To do
Copy out the entries below precisely; nothing is to be omitted.

————————

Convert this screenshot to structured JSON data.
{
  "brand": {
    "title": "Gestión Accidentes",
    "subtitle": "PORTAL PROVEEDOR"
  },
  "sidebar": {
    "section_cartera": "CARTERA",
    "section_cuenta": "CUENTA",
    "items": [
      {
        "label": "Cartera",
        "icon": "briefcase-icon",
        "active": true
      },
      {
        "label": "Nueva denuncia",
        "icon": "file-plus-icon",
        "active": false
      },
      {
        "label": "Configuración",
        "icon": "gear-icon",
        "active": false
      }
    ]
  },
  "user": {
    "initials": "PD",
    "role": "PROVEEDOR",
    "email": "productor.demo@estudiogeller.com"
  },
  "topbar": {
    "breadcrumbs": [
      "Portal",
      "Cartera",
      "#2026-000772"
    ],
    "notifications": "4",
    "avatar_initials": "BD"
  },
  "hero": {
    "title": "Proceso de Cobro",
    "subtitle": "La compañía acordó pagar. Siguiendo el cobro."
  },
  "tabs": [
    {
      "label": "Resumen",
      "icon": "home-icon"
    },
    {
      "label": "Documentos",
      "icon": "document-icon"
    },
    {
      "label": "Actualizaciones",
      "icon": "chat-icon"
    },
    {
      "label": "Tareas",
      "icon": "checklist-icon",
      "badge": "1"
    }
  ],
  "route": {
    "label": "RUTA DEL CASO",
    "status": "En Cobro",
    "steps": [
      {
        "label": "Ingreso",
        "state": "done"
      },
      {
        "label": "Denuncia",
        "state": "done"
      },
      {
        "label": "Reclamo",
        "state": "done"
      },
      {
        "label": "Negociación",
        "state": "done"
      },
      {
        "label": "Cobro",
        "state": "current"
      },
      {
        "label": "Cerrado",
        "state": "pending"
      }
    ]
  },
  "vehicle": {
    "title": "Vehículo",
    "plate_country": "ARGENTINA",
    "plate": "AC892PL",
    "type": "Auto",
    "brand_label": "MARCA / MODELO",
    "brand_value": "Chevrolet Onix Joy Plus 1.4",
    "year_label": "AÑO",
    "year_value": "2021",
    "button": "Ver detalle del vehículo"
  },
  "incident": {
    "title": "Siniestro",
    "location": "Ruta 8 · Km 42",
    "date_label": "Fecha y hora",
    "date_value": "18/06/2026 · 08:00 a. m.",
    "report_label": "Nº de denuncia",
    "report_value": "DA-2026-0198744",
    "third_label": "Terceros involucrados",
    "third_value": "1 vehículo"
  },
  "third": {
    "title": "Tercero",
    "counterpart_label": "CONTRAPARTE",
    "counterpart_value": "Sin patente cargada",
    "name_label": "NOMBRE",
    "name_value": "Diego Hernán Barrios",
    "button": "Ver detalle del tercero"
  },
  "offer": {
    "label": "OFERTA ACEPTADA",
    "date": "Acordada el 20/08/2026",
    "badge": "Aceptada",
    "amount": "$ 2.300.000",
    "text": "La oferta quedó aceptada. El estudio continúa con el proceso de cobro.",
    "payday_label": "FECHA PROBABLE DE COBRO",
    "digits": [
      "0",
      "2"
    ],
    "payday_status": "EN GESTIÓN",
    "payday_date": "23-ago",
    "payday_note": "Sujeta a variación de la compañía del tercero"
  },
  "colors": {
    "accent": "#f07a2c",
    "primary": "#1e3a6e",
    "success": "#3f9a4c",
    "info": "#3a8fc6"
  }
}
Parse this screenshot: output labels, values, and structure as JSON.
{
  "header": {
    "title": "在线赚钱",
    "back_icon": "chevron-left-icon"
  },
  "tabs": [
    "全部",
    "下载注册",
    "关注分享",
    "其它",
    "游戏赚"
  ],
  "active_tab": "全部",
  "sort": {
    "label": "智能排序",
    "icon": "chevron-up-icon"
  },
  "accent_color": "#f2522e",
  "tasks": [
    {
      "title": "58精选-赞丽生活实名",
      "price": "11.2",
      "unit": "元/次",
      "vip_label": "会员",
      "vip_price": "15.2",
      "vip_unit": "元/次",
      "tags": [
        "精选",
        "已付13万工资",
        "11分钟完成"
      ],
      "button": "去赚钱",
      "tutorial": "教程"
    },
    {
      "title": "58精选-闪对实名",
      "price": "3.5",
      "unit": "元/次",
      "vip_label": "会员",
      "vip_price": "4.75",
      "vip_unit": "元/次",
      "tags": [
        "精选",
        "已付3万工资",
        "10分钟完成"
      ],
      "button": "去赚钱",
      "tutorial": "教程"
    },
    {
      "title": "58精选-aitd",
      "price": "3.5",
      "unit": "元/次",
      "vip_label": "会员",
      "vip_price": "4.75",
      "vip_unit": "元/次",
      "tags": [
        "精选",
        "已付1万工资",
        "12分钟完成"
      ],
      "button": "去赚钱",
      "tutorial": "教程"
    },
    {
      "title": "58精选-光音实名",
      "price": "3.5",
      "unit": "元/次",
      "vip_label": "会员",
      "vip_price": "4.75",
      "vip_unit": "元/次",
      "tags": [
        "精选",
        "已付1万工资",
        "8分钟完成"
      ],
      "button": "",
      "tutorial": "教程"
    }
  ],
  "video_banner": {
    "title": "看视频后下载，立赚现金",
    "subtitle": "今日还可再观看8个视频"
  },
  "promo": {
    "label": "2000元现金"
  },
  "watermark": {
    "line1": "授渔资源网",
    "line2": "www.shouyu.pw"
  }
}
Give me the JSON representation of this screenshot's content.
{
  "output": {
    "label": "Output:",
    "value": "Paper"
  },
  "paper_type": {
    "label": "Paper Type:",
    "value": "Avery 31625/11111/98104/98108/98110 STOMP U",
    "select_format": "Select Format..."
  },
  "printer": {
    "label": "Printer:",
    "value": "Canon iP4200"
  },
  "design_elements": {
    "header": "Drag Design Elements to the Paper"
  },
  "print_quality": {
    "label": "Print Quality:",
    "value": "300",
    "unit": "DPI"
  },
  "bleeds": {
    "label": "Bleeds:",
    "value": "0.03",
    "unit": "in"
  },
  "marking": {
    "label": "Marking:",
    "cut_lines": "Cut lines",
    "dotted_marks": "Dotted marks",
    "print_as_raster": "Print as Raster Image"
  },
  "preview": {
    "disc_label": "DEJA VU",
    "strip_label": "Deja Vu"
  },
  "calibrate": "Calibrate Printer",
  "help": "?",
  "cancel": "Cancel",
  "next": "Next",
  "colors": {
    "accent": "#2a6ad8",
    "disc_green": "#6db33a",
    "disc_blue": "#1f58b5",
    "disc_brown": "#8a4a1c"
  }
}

————————

Result of this task
Convert this screenshot to structured JSON data.
{
  "brand": {
    "title": "Gestión Accidentes",
    "subtitle": "PORTAL PROVEEDOR"
  },
  "sidebar": {
    "section_cartera": "CARTERA",
    "section_cuenta": "CUENTA",
    "items": [
      {
        "label": "Cartera",
        "icon": "briefcase-icon",
        "active": true
      },
      {
        "label": "Nueva denuncia",
        "icon": "file-plus-icon",
        "active": false
      },
      {
        "label": "Configuración",
        "icon": "gear-icon",
        "active": false
      }
    ]
  },
  "user": {
    "initials": "PD",
    "role": "PROVEEDOR",
    "email": "productor.demo@estudiogeller.com"
  },
  "topbar": {
    "breadcrumbs": [
      "Portal",
      "Cartera",
      "#2026-000772"
    ],
    "notifications": "4",
    "avatar_initials": "BD"
  },
  "hero": {
    "title": "Proceso de Cobro",
    "subtitle": "La compañía acordó pagar. Siguiendo el cobro."
  },
  "tabs": [
    {
      "label": "Resumen",
      "icon": "home-icon"
    },
    {
      "label": "Documentos",
      "icon": "document-icon"
    },
    {
      "label": "Actualizaciones",
      "icon": "chat-icon"
    },
    {
      "label": "Tareas",
      "icon": "checklist-icon",
      "badge": "1"
    }
  ],
  "route": {
    "label": "RUTA DEL CASO",
    "status": "En Cobro",
    "steps": [
      {
        "label": "Ingreso",
        "state": "done"
      },
      {
        "label": "Denuncia",
        "state": "done"
      },
      {
        "label": "Reclamo",
        "state": "done"
      },
      {
        "label": "Negociación",
        "state": "done"
      },
      {
        "label": "Cobro",
        "state": "current"
      },
      {
        "label": "Cerrado",
        "state": "pending"
      }
    ]
  },
  "vehicle": {
    "title": "Vehículo",
    "plate_country": "ARGENTINA",
    "plate": "AC892PL",
    "type": "Auto",
    "brand_label": "MARCA / MODELO",
    "brand_value": "Chevrolet Onix Joy Plus 1.4",
    "year_label": "AÑO",
    "year_value": "2021",
    "button": "Ver detalle del vehículo"
  },
  "incident": {
    "title": "Siniestro",
    "location": "Ruta 8 · Km 42",
    "date_label": "Fecha y hora",
    "date_value": "18/06/2026 · 08:00 a. m.",
    "report_label": "Nº de denuncia",
    "report_value": "DA-2026-0198744",
    "third_label": "Terceros involucrados",
    "third_value": "1 vehículo"
  },
  "third": {
    "title": "Tercero",
    "counterpart_label": "CONTRAPARTE",
    "counterpart_value": "Sin patente cargada",
    "name_label": "NOMBRE",
    "name_value": "Diego Hernán Barrios",
    "button": "Ver detalle del tercero"
  },
  "offer": {
    "label": "OFERTA ACEPTADA",
    "date": "Acordada el 20/08/2026",
    "badge": "Aceptada",
    "amount": "$ 2.300.000",
    "text": "La oferta quedó aceptada. El estudio continúa con el proceso de cobro.",
    "payday_label": "FECHA PROBABLE DE COBRO",
    "digits": [
      "0",
      "2"
    ],
    "payday_status": "EN GESTIÓN",
    "payday_date": "23-ago",
    "payday_note": "Sujeta a variación de la compañía del tercero"
  },
  "colors": {
    "accent": "#f07a2c",
    "primary": "#1e3a6e",
    "success": "#3f9a4c",
    "info": "#3a8fc6"
  }
}
Parse this screenshot: output labels, values, and structure as JSON.
{
  "header": {
    "title": "在线赚钱",
    "back_icon": "chevron-left-icon"
  },
  "tabs": [
    "全部",
    "下载注册",
    "关注分享",
    "其它",
    "游戏赚"
  ],
  "active_tab": "全部",
  "sort": {
    "label": "智能排序",
    "icon": "chevron-up-icon"
  },
  "accent_color": "#f2522e",
  "tasks": [
    {
      "title": "58精选-赞丽生活实名",
      "price": "11.2",
      "unit": "元/次",
      "vip_label": "会员",
      "vip_price": "15.2",
      "vip_unit": "元/次",
      "tags": [
        "精选",
        "已付13万工资",
        "11分钟完成"
      ],
      "button": "去赚钱",
      "tutorial": "教程"
    },
    {
      "title": "58精选-闪对实名",
      "price": "3.5",
      "unit": "元/次",
      "vip_label": "会员",
      "vip_price": "4.75",
      "vip_unit": "元/次",
      "tags": [
        "精选",
        "已付3万工资",
        "10分钟完成"
      ],
      "button": "去赚钱",
      "tutorial": "教程"
    },
    {
      "title": "58精选-aitd",
      "price": "3.5",
      "unit": "元/次",
      "vip_label": "会员",
      "vip_price": "4.75",
      "vip_unit": "元/次",
      "tags": [
        "精选",
        "已付1万工资",
        "12分钟完成"
      ],
      "button": "去赚钱",
      "tutorial": "教程"
    },
    {
      "title": "58精选-光音实名",
      "price": "3.5",
      "unit": "元/次",
      "vip_label": "会员",
      "vip_price": "4.75",
      "vip_unit": "元/次",
      "tags": [
        "精选",
        "已付1万工资",
        "8分钟完成"
      ],
      "button": "",
      "tutorial": "教程"
    }
  ],
  "video_banner": {
    "title": "看视频后下载，立赚现金",
    "subtitle": "今日还可再观看8个视频"
  },
  "promo": {
    "label": "2000元现金"
  },
  "watermark": {
    "line1": "授渔资源网",
    "line2": "www.shouyu.pw"
  }
}
Give me the JSON representation of this screenshot's content.
{
  "output": {
    "label": "Output:",
    "value": "Paper"
  },
  "paper_type": {
    "label": "Paper Type:",
    "value": "Avery 31625/11111/98104/98108/98110 STOMP U",
    "select_format": "Select Format..."
  },
  "printer": {
    "label": "Printer:",
    "value": "Canon iP4200"
  },
  "design_elements": {
    "header": "Drag Design Elements to the Paper"
  },
  "print_quality": {
    "label": "Print Quality:",
    "value": "300",
    "unit": "DPI"
  },
  "bleeds": {
    "label": "Bleeds:",
    "value": "0.03",
    "unit": "in"
  },
  "marking": {
    "label": "Marking:",
    "cut_lines": "Cut lines",
    "dotted_marks": "Dotted marks",
    "print_as_raster": "Print as Raster Image"
  },
  "preview": {
    "disc_label": "DEJA VU",
    "strip_label": "Deja Vu"
  },
  "calibrate": "Calibrate Printer",
  "help": "?",
  "cancel": "Cancel",
  "next": "Next",
  "colors": {
    "accent": "#2a6ad8",
    "disc_green": "#6db33a",
    "disc_blue": "#1f58b5",
    "disc_brown": "#8a4a1c"
  }
}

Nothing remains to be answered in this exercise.